What is the count of lines in the listing below that hold the string "Disco"? Reply with that number alone.

## Exercise inputs
(begin)

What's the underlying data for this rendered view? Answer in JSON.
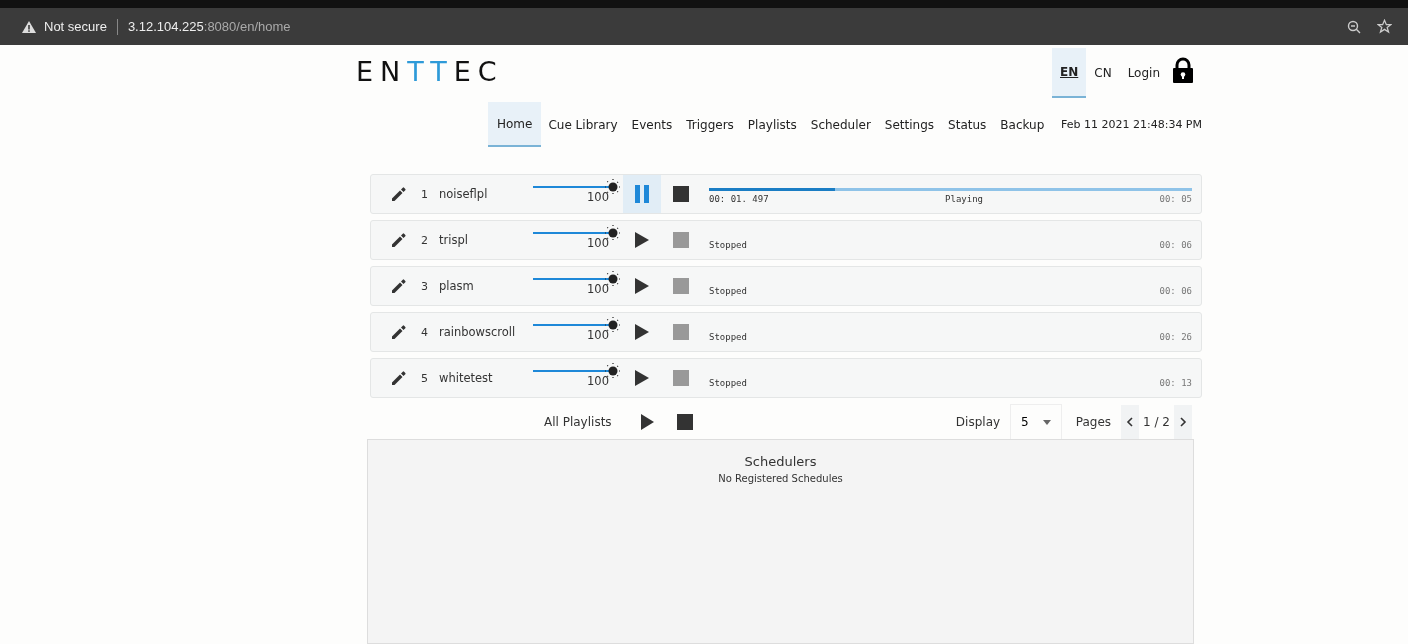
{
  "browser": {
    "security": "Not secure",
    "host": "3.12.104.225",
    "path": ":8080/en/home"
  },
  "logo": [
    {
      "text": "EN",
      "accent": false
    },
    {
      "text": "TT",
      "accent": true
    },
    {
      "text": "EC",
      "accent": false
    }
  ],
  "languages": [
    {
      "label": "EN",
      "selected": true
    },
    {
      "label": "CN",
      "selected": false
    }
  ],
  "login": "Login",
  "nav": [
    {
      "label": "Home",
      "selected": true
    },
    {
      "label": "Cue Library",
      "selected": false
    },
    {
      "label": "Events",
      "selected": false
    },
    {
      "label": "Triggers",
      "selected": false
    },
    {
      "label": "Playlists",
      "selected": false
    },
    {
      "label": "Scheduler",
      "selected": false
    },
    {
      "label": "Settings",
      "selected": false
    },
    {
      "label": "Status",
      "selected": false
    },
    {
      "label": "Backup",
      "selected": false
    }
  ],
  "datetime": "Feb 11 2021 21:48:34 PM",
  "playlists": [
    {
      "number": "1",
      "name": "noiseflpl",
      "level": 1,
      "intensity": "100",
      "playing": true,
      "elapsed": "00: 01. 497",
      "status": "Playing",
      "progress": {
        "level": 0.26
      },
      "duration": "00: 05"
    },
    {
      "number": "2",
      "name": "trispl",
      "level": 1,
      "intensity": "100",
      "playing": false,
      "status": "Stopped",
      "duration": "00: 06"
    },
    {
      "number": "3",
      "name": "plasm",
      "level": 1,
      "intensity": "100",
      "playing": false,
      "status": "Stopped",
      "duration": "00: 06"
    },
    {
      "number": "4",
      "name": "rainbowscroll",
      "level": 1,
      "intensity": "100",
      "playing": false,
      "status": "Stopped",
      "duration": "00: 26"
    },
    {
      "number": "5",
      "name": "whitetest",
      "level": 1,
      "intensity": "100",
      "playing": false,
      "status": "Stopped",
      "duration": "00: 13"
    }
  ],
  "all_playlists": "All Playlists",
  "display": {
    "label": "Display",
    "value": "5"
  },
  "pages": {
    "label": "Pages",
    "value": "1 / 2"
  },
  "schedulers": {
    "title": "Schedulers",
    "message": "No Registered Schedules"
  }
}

(end)
(begin)

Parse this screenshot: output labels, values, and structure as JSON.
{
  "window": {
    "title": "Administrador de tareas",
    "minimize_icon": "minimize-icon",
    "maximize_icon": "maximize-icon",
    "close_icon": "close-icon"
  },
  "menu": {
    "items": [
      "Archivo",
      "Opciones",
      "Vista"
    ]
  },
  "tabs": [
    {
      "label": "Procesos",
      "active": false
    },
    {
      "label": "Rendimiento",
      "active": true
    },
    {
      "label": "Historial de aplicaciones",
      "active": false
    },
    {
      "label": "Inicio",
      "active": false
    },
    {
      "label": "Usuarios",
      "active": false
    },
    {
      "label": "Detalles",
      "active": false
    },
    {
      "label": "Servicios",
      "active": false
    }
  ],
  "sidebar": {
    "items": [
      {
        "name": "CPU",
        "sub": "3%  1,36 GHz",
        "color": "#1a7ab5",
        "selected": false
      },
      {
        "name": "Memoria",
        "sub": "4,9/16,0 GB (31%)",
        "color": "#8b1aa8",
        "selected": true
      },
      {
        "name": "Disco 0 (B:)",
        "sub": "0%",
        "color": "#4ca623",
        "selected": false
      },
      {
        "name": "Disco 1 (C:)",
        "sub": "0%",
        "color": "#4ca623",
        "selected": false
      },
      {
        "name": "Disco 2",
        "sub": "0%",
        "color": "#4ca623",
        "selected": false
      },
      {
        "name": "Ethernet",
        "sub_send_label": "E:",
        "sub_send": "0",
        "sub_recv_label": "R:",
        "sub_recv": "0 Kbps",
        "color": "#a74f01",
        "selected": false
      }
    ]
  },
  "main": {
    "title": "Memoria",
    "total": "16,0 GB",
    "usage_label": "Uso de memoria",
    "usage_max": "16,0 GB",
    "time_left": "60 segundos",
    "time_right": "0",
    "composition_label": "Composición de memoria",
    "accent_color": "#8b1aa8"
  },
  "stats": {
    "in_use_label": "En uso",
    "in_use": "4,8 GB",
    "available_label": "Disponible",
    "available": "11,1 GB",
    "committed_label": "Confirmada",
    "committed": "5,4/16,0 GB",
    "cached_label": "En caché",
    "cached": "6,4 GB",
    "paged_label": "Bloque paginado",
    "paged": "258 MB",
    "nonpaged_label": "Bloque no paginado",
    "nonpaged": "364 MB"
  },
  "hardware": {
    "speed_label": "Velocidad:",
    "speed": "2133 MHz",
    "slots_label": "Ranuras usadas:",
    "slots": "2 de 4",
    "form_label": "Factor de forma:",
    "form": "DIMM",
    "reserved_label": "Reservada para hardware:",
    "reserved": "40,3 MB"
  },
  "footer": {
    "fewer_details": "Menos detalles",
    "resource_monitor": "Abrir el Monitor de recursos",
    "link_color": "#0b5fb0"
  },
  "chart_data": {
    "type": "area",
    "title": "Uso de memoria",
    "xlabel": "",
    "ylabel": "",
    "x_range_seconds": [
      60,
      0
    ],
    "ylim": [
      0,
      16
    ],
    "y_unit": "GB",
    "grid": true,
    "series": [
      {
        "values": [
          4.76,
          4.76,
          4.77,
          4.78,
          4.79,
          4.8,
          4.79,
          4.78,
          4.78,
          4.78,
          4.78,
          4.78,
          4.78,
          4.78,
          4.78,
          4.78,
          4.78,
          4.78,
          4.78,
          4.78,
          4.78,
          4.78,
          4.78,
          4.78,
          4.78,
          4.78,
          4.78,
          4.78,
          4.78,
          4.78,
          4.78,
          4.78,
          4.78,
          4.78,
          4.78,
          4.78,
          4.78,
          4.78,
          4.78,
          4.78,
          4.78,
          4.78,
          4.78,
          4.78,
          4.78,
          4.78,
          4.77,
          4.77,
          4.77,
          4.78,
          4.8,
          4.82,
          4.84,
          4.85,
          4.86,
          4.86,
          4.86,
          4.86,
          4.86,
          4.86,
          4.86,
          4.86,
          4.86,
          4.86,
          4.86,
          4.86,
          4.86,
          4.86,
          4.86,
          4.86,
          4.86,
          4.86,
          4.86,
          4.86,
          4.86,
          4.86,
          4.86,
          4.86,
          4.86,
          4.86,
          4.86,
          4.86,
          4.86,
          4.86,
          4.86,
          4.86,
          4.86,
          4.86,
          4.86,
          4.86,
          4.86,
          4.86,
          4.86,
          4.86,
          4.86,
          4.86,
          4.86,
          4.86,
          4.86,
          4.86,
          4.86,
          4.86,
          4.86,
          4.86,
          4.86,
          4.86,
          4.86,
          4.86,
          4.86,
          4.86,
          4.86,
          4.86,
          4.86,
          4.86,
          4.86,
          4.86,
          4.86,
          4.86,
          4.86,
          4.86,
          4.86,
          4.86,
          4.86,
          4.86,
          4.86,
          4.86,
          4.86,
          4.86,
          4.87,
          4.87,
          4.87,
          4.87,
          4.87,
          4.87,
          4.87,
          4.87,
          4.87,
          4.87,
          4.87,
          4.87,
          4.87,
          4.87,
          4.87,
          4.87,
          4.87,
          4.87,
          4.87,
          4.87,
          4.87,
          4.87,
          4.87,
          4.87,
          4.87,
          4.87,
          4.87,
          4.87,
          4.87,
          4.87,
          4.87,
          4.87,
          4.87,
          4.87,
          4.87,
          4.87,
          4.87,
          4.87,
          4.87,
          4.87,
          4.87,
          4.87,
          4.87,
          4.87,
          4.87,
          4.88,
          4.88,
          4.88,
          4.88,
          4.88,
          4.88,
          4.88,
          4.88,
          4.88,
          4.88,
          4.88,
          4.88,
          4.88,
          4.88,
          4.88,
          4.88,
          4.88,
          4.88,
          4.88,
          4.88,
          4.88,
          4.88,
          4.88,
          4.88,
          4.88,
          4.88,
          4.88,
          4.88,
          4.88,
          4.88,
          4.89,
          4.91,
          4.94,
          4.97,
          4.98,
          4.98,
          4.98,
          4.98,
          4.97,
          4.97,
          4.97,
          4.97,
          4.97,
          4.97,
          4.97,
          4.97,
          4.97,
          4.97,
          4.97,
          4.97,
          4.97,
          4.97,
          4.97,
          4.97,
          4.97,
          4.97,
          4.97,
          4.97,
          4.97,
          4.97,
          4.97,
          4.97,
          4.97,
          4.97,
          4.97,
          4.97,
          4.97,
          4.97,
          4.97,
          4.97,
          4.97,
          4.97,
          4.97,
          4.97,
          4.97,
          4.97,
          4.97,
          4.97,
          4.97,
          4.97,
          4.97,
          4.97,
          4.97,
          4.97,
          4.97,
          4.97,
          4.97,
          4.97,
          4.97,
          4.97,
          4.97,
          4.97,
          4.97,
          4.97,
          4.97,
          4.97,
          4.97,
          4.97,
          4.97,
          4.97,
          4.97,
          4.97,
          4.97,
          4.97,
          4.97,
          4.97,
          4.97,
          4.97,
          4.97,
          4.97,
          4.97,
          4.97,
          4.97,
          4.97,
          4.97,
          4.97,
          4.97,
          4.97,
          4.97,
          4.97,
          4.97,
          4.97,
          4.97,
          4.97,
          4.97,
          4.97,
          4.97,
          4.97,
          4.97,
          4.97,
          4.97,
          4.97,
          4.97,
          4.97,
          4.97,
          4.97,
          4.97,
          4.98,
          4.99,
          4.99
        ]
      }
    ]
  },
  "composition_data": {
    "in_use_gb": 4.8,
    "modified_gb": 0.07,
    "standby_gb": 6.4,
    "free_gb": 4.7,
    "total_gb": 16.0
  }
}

(end)
(begin)

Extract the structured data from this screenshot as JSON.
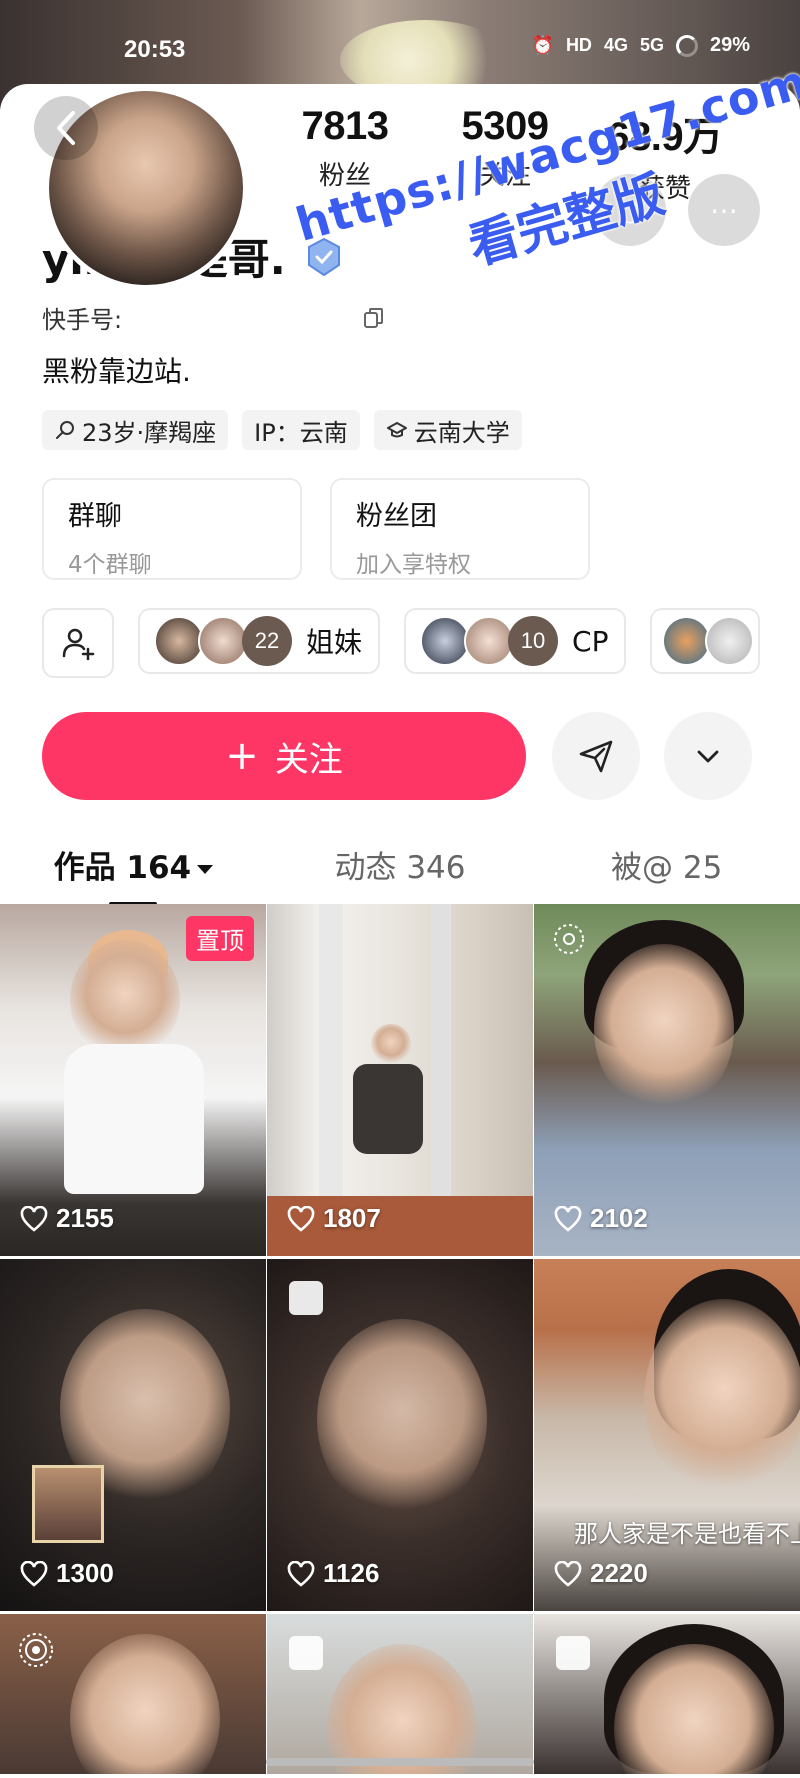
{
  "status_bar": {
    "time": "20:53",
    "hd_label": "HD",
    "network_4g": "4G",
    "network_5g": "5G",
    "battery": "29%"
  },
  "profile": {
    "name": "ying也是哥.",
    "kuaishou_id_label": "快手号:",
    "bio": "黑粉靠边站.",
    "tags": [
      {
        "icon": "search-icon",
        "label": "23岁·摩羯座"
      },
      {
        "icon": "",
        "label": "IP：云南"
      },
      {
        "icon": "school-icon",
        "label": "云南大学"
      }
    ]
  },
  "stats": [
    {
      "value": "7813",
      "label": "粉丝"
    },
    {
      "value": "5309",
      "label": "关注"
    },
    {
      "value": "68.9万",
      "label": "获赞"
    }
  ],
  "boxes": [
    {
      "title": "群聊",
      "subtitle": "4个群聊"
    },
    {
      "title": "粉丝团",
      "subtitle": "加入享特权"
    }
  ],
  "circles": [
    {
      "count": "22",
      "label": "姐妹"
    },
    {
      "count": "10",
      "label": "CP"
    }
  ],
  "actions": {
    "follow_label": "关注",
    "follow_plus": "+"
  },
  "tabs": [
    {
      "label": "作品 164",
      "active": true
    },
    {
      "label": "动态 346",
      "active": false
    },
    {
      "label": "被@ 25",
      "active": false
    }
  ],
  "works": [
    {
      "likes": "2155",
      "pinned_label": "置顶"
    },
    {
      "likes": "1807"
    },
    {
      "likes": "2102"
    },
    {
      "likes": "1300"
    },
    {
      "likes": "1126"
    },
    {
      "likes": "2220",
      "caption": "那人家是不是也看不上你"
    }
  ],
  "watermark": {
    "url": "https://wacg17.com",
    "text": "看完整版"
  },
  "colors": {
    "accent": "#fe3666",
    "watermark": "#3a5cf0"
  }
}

(end)

## Answer to the exercise
3